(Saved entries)

## BEGIN

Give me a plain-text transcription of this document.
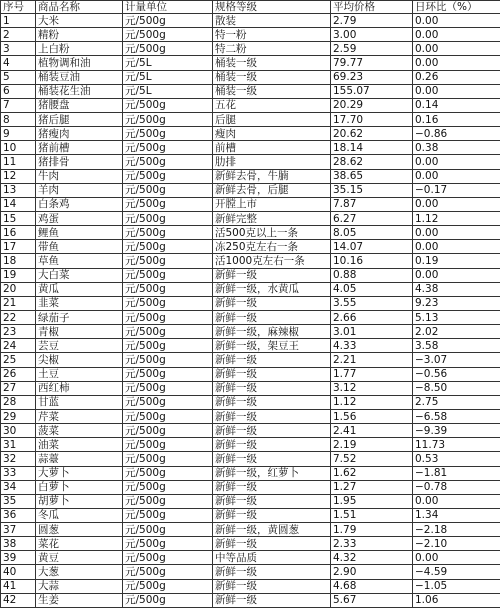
序号	商品名称	计量单位	规格等级	平均价格	日环比（%）
1	大米	元/500g	散装	2.79	0.00
2	精粉	元/500g	特一粉	3.00	0.00
3	上白粉	元/500g	特二粉	2.59	0.00
4	植物调和油	元/5L	桶装一级	79.77	0.00
5	桶装豆油	元/5L	桶装一级	69.23	0.26
6	桶装花生油	元/5L	桶装一级	155.07	0.00
7	猪腰盘	元/500g	五花	20.29	0.14
8	猪后腿	元/500g	后腿	17.70	0.16
9	猪瘦肉	元/500g	瘦肉	20.62	−0.86
10	猪前槽	元/500g	前槽	18.14	0.38
11	猪排骨	元/500g	肋排	28.62	0.00
12	牛肉	元/500g	新鲜去骨，牛腩	38.65	0.00
13	羊肉	元/500g	新鲜去骨，后腿	35.15	−0.17
14	白条鸡	元/500g	开膛上市	7.87	0.00
15	鸡蛋	元/500g	新鲜完整	6.27	1.12
16	鲤鱼	元/500g	活500克以上一条	8.05	0.00
17	带鱼	元/500g	冻250克左右一条	14.07	0.00
18	草鱼	元/500g	活1000克左右一条	10.16	0.19
19	大白菜	元/500g	新鲜一级	0.88	0.00
20	黄瓜	元/500g	新鲜一级，水黄瓜	4.05	4.38
21	韭菜	元/500g	新鲜一级	3.55	9.23
22	绿茄子	元/500g	新鲜一级	2.66	5.13
23	青椒	元/500g	新鲜一级，麻辣椒	3.01	2.02
24	芸豆	元/500g	新鲜一级，架豆王	4.33	3.58
25	尖椒	元/500g	新鲜一级	2.21	−3.07
26	土豆	元/500g	新鲜一级	1.77	−0.56
27	西红柿	元/500g	新鲜一级	3.12	−8.50
28	甘蓝	元/500g	新鲜一级	1.12	2.75
29	芹菜	元/500g	新鲜一级	1.56	−6.58
30	菠菜	元/500g	新鲜一级	2.41	−9.39
31	油菜	元/500g	新鲜一级	2.19	11.73
32	蒜薹	元/500g	新鲜一级	7.52	0.53
33	大萝卜	元/500g	新鲜一级，红萝卜	1.62	−1.81
34	白萝卜	元/500g	新鲜一级	1.27	−0.78
35	胡萝卜	元/500g	新鲜一级	1.95	0.00
36	冬瓜	元/500g	新鲜一级	1.51	1.34
37	圆葱	元/500g	新鲜一级，黄圆葱	1.79	−2.18
38	菜花	元/500g	新鲜一级	2.33	−2.10
39	黄豆	元/500g	中等品质	4.32	0.00
40	大葱	元/500g	新鲜一级	2.90	−4.59
41	大蒜	元/500g	新鲜一级	4.68	−1.05
42	生姜	元/500g	新鲜一级	5.67	1.06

## END

**PROBLEM:**
Quote each line of the listing exactly, but leave the pictures out.

**TASK RESPONSE:**
Give me a plain-text transcription of this document.
序号	商品名称	计量单位	规格等级	平均价格	日环比（%）
1	大米	元/500g	散装	2.79	0.00
2	精粉	元/500g	特一粉	3.00	0.00
3	上白粉	元/500g	特二粉	2.59	0.00
4	植物调和油	元/5L	桶装一级	79.77	0.00
5	桶装豆油	元/5L	桶装一级	69.23	0.26
6	桶装花生油	元/5L	桶装一级	155.07	0.00
7	猪腰盘	元/500g	五花	20.29	0.14
8	猪后腿	元/500g	后腿	17.70	0.16
9	猪瘦肉	元/500g	瘦肉	20.62	−0.86
10	猪前槽	元/500g	前槽	18.14	0.38
11	猪排骨	元/500g	肋排	28.62	0.00
12	牛肉	元/500g	新鲜去骨，牛腩	38.65	0.00
13	羊肉	元/500g	新鲜去骨，后腿	35.15	−0.17
14	白条鸡	元/500g	开膛上市	7.87	0.00
15	鸡蛋	元/500g	新鲜完整	6.27	1.12
16	鲤鱼	元/500g	活500克以上一条	8.05	0.00
17	带鱼	元/500g	冻250克左右一条	14.07	0.00
18	草鱼	元/500g	活1000克左右一条	10.16	0.19
19	大白菜	元/500g	新鲜一级	0.88	0.00
20	黄瓜	元/500g	新鲜一级，水黄瓜	4.05	4.38
21	韭菜	元/500g	新鲜一级	3.55	9.23
22	绿茄子	元/500g	新鲜一级	2.66	5.13
23	青椒	元/500g	新鲜一级，麻辣椒	3.01	2.02
24	芸豆	元/500g	新鲜一级，架豆王	4.33	3.58
25	尖椒	元/500g	新鲜一级	2.21	−3.07
26	土豆	元/500g	新鲜一级	1.77	−0.56
27	西红柿	元/500g	新鲜一级	3.12	−8.50
28	甘蓝	元/500g	新鲜一级	1.12	2.75
29	芹菜	元/500g	新鲜一级	1.56	−6.58
30	菠菜	元/500g	新鲜一级	2.41	−9.39
31	油菜	元/500g	新鲜一级	2.19	11.73
32	蒜薹	元/500g	新鲜一级	7.52	0.53
33	大萝卜	元/500g	新鲜一级，红萝卜	1.62	−1.81
34	白萝卜	元/500g	新鲜一级	1.27	−0.78
35	胡萝卜	元/500g	新鲜一级	1.95	0.00
36	冬瓜	元/500g	新鲜一级	1.51	1.34
37	圆葱	元/500g	新鲜一级，黄圆葱	1.79	−2.18
38	菜花	元/500g	新鲜一级	2.33	−2.10
39	黄豆	元/500g	中等品质	4.32	0.00
40	大葱	元/500g	新鲜一级	2.90	−4.59
41	大蒜	元/500g	新鲜一级	4.68	−1.05
42	生姜	元/500g	新鲜一级	5.67	1.06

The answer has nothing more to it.